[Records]

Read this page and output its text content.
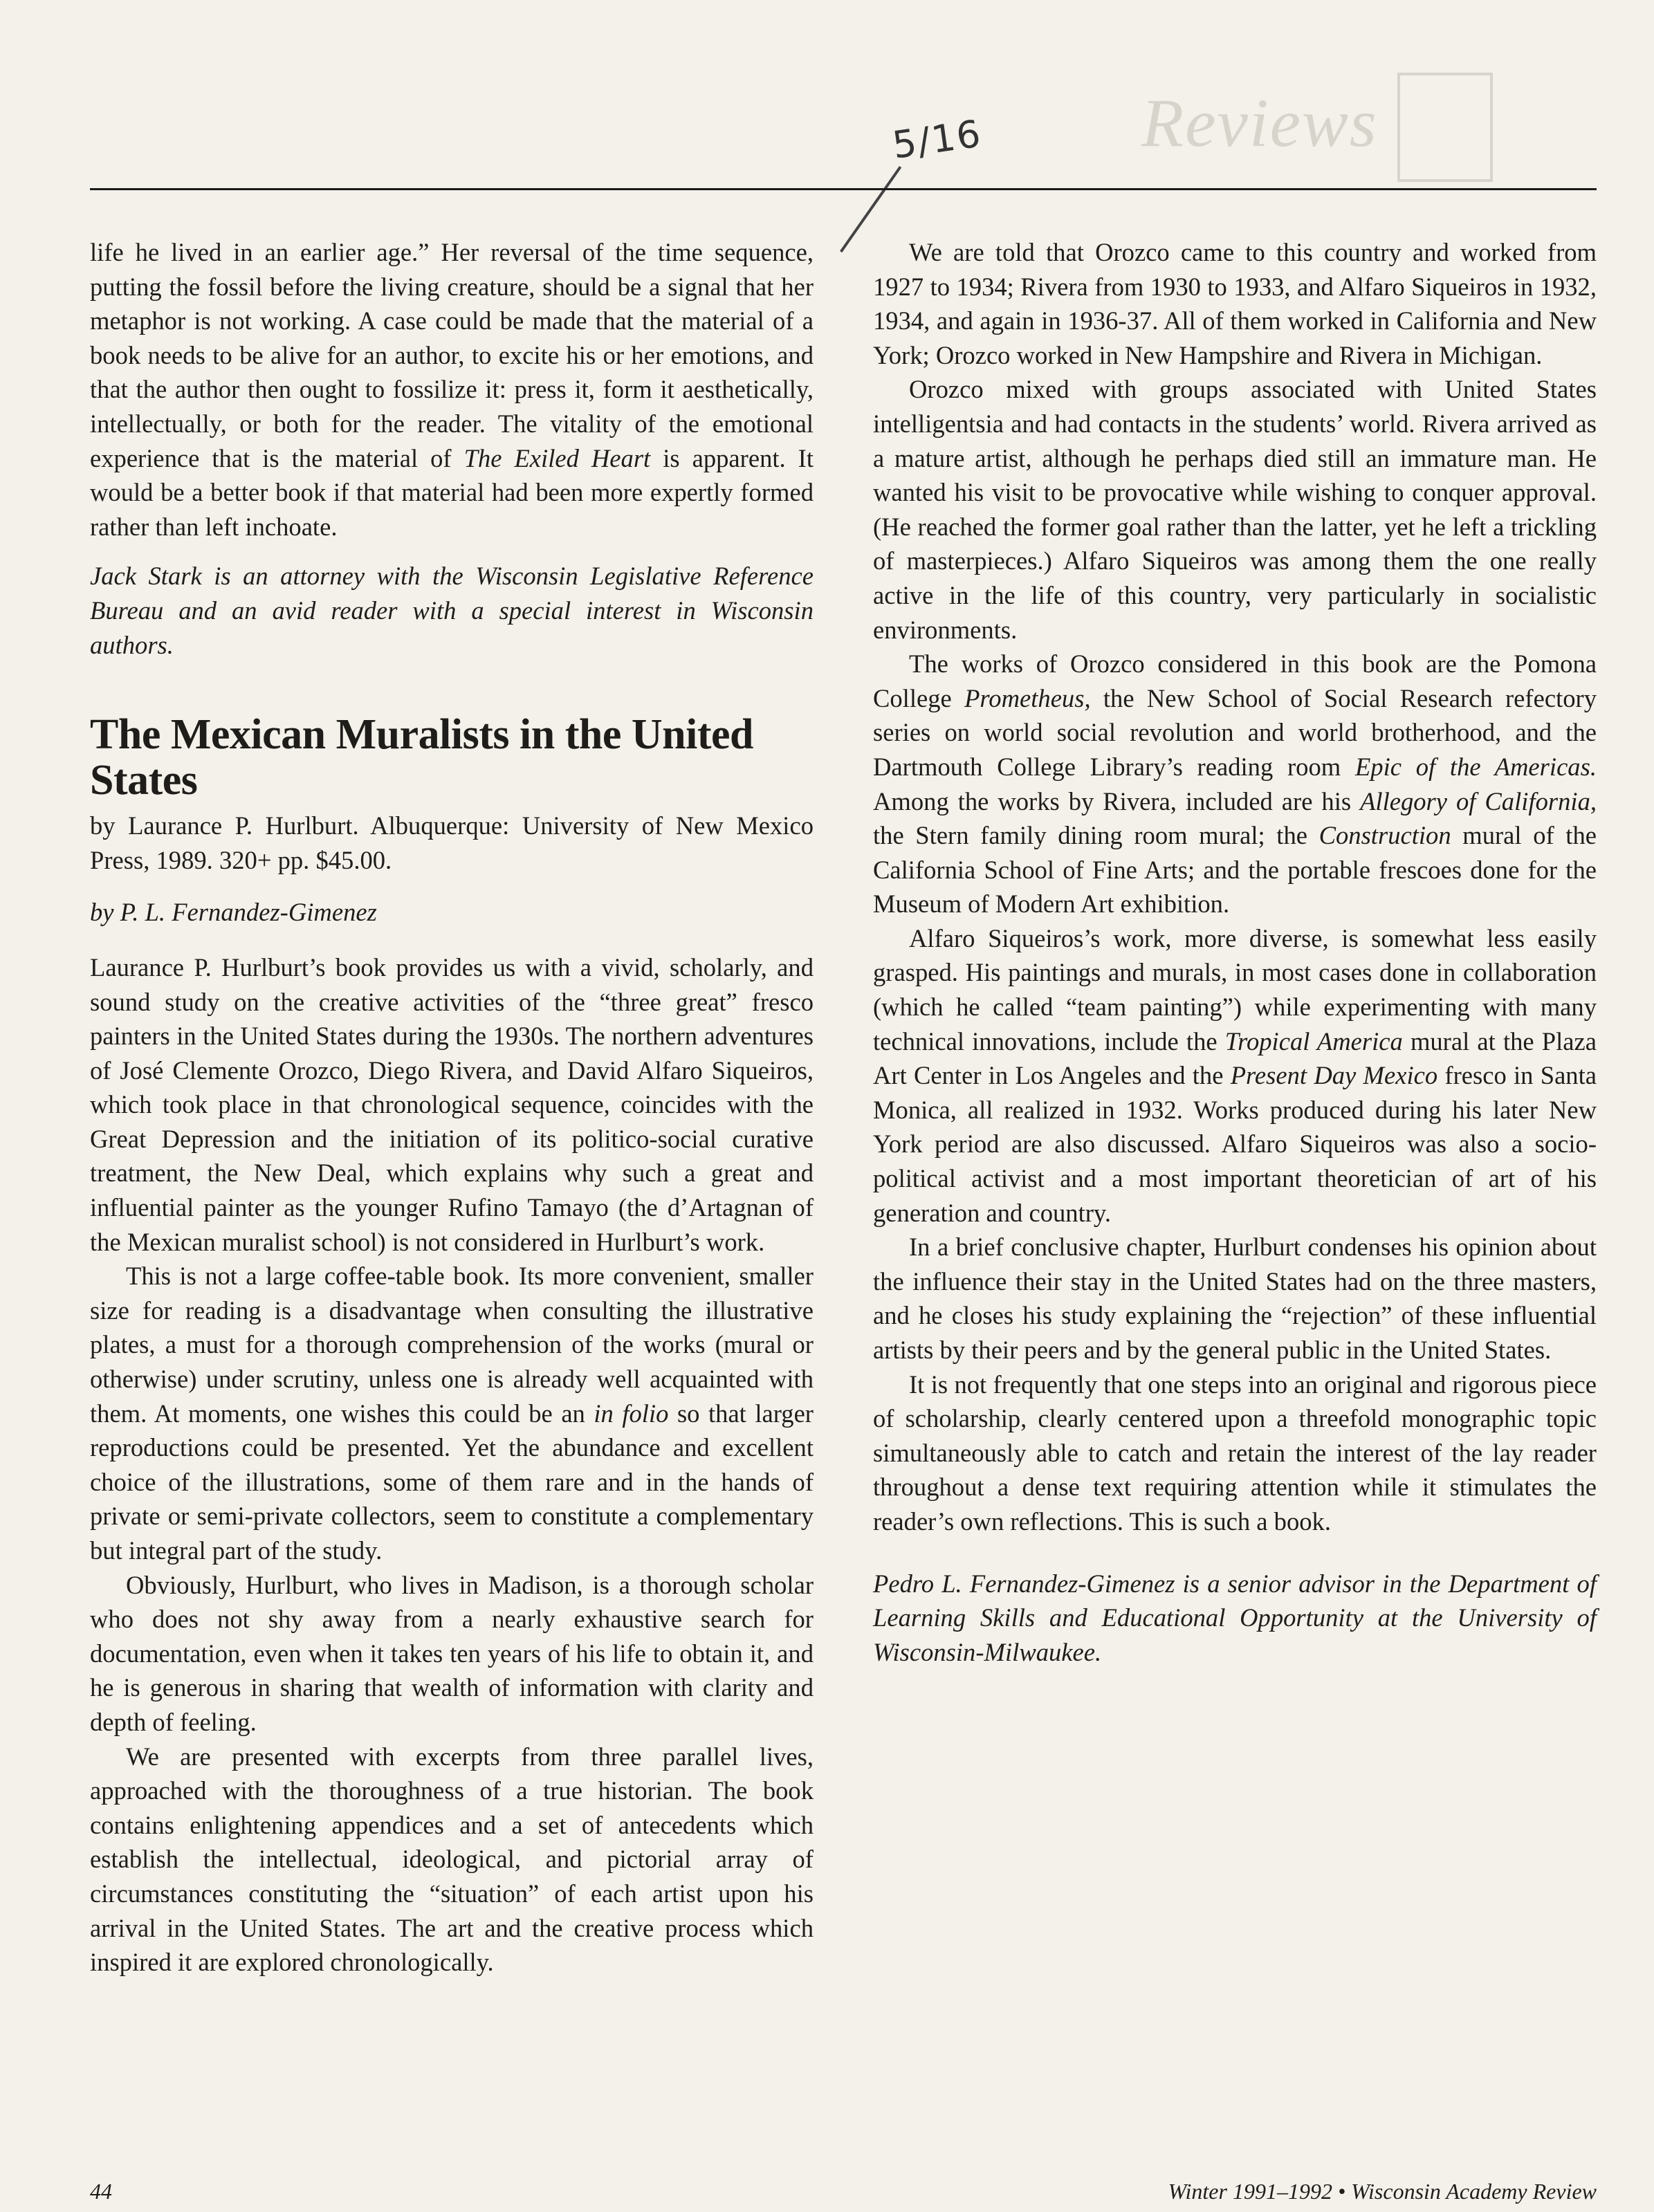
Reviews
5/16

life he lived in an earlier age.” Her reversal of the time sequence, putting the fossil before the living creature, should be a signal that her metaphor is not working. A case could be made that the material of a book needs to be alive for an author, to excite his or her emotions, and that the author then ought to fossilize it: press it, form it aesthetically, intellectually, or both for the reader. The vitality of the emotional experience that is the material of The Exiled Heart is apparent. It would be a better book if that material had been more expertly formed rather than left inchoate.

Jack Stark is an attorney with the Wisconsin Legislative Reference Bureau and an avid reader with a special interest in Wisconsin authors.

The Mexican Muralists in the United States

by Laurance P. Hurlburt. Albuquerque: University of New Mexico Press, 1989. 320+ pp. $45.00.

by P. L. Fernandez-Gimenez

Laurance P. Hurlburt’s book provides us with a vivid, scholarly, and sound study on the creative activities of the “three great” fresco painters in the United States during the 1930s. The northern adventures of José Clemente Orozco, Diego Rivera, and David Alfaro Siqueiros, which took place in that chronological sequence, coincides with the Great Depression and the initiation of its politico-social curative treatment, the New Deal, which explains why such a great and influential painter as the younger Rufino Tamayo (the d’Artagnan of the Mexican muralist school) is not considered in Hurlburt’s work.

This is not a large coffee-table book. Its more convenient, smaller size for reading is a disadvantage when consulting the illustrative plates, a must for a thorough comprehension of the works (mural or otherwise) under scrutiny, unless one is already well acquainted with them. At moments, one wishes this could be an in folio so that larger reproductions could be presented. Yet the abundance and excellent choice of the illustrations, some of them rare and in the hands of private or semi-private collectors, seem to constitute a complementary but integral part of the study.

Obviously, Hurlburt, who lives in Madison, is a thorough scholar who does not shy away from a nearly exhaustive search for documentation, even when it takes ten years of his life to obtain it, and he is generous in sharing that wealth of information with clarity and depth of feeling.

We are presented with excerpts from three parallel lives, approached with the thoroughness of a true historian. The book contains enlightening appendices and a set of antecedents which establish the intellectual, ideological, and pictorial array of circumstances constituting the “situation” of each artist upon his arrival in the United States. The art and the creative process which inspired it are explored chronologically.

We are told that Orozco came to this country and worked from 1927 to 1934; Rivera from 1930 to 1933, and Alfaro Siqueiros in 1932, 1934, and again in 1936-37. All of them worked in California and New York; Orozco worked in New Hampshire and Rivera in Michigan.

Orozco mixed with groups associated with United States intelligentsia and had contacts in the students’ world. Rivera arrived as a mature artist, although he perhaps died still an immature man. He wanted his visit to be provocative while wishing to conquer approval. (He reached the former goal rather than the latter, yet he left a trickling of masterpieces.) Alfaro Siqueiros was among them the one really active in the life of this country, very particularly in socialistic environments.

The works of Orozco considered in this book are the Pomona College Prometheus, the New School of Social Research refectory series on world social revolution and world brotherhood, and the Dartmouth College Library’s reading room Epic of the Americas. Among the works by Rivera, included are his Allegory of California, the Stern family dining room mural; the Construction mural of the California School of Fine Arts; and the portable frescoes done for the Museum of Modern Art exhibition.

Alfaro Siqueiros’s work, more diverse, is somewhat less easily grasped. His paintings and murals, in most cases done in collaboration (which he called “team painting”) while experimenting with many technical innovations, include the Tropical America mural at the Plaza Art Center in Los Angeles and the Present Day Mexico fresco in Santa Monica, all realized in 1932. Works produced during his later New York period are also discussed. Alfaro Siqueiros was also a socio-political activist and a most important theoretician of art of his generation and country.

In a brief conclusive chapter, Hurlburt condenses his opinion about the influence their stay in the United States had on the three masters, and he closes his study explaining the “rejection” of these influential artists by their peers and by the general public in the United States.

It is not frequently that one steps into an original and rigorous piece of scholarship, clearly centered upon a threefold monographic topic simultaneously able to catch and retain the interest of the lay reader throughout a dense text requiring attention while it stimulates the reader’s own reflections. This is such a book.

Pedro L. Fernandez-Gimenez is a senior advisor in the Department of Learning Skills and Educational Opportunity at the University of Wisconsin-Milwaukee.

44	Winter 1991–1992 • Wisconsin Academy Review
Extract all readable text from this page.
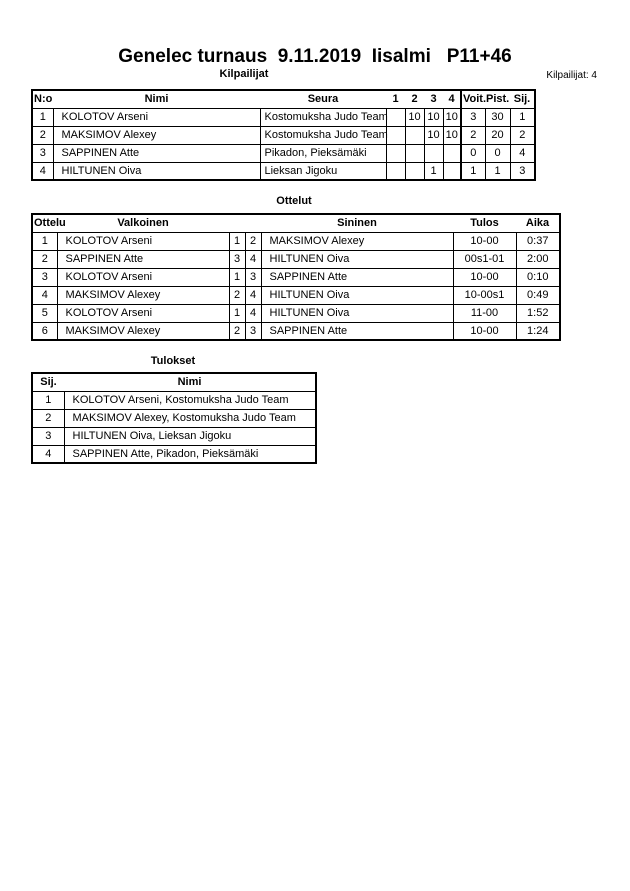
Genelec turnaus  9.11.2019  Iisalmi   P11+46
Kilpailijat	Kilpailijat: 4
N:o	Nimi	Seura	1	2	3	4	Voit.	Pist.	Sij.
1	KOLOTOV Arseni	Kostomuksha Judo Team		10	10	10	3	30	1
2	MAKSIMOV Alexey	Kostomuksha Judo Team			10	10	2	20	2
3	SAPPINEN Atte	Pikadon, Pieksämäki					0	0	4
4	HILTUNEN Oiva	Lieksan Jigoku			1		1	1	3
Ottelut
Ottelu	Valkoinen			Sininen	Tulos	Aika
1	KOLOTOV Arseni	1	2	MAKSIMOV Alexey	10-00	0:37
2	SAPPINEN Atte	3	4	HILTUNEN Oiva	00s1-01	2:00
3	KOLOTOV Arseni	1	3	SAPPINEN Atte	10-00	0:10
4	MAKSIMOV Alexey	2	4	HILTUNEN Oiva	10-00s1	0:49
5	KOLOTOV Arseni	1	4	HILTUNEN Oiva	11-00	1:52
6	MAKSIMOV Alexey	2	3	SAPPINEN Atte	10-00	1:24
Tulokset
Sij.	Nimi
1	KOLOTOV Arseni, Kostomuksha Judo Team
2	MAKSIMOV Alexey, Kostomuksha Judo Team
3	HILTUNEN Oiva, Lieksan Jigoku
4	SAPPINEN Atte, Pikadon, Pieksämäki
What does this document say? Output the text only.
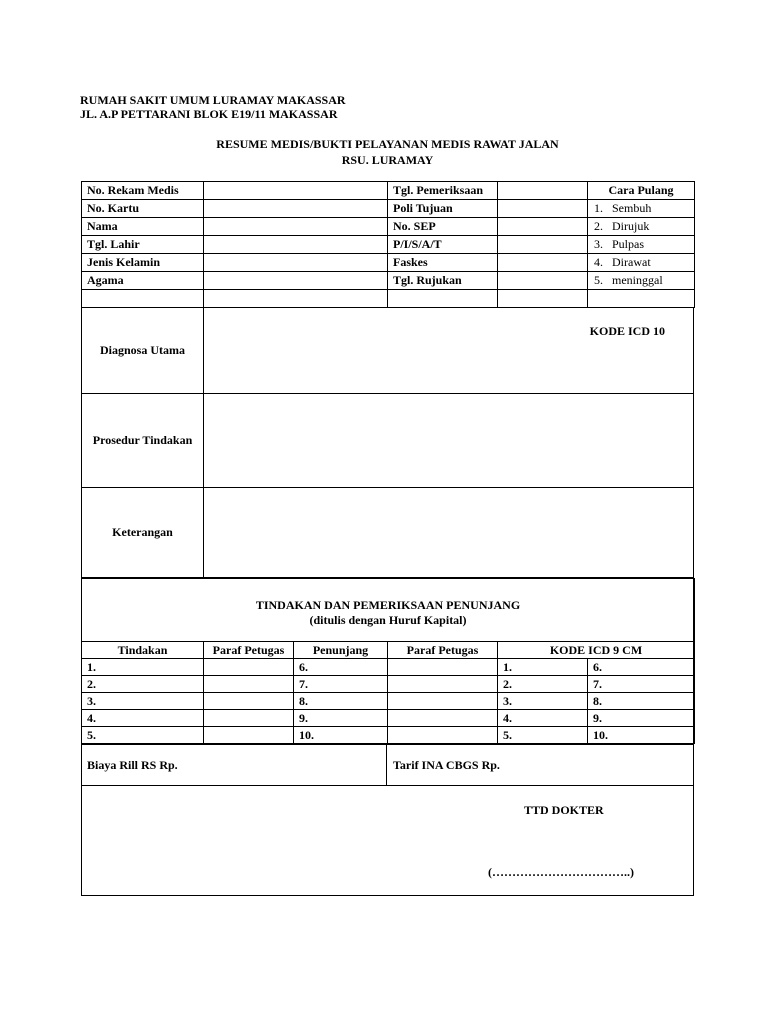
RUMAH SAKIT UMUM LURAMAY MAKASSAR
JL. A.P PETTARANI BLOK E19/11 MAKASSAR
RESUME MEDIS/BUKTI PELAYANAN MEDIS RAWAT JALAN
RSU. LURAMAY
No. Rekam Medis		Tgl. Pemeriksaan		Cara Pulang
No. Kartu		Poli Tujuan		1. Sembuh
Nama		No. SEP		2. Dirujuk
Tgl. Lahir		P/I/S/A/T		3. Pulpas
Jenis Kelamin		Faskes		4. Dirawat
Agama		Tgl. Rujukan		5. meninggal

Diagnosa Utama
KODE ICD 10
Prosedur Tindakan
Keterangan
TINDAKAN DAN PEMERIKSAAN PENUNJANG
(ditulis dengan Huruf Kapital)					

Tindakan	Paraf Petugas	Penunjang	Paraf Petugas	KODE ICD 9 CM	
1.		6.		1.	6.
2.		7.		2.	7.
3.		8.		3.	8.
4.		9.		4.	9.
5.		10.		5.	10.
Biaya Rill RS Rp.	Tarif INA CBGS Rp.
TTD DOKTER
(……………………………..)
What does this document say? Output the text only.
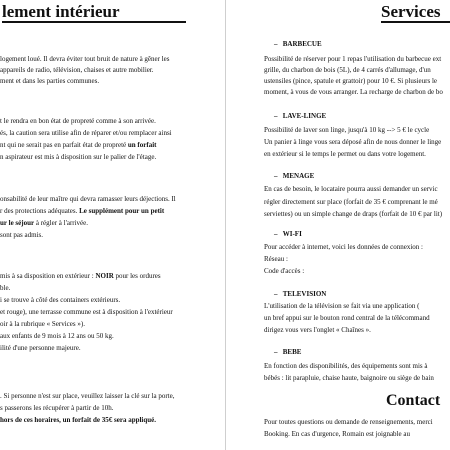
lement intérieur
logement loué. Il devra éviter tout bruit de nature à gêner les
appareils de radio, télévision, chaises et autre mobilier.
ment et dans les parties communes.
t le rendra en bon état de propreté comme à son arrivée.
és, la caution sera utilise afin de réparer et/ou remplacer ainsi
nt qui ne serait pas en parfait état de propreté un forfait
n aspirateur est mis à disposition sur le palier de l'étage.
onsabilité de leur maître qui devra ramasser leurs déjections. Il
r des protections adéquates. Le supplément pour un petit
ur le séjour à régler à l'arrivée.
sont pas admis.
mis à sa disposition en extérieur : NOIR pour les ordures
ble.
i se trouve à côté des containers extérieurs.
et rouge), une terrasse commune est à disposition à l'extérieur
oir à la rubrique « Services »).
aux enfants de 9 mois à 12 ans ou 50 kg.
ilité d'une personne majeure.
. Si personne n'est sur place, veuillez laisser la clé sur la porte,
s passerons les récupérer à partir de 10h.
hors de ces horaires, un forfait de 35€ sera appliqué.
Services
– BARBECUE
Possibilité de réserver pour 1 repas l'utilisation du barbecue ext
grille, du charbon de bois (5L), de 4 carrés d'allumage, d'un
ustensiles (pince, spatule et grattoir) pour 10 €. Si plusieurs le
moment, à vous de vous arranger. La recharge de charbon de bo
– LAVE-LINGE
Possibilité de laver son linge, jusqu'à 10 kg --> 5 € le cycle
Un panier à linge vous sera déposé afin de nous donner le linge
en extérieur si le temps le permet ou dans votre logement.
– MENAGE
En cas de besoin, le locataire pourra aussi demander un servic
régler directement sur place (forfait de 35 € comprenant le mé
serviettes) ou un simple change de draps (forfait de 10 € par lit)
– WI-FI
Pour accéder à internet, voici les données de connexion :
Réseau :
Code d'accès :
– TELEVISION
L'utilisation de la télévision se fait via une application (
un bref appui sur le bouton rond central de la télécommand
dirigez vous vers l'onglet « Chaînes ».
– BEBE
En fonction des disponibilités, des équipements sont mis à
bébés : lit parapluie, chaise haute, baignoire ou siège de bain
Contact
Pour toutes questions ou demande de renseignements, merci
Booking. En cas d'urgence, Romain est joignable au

* [WHAT THE TASK REQUIRES]
Identify every line above that includes the word "Orozco", and show those lines.

* [EXERCISE OUTPUT]
Laurance P. Hurlburt’s book provides us with a vivid, scholarly, and sound study on the creative activities of the “three great” fresco painters in the United States during the 1930s. The northern adventures of José Clemente Orozco, Diego Rivera, and David Alfaro Siqueiros, which took place in that chronological sequence, coincides with the Great Depression and the initiation of its politico-social curative treatment, the New Deal, which explains why such a great and influential painter as the younger Rufino Tamayo (the d’Artagnan of the Mexican muralist school) is not considered in Hurlburt’s work.
We are told that Orozco came to this country and worked from 1927 to 1934; Rivera from 1930 to 1933, and Alfaro Siqueiros in 1932, 1934, and again in 1936-37. All of them worked in California and New York; Orozco worked in New Hampshire and Rivera in Michigan.
Orozco mixed with groups associated with United States intelligentsia and had contacts in the students’ world. Rivera arrived as a mature artist, although he perhaps died still an immature man. He wanted his visit to be provocative while wishing to conquer approval. (He reached the former goal rather than the latter, yet he left a trickling of masterpieces.) Alfaro Siqueiros was among them the one really active in the life of this country, very particularly in socialistic environments.
The works of Orozco considered in this book are the Pomona College Prometheus, the New School of Social Research refectory series on world social revolution and world brotherhood, and the Dartmouth College Library’s reading room Epic of the Americas. Among the works by Rivera, included are his Allegory of California, the Stern family dining room mural; the Construction mural of the California School of Fine Arts; and the portable frescoes done for the Museum of Modern Art exhibition.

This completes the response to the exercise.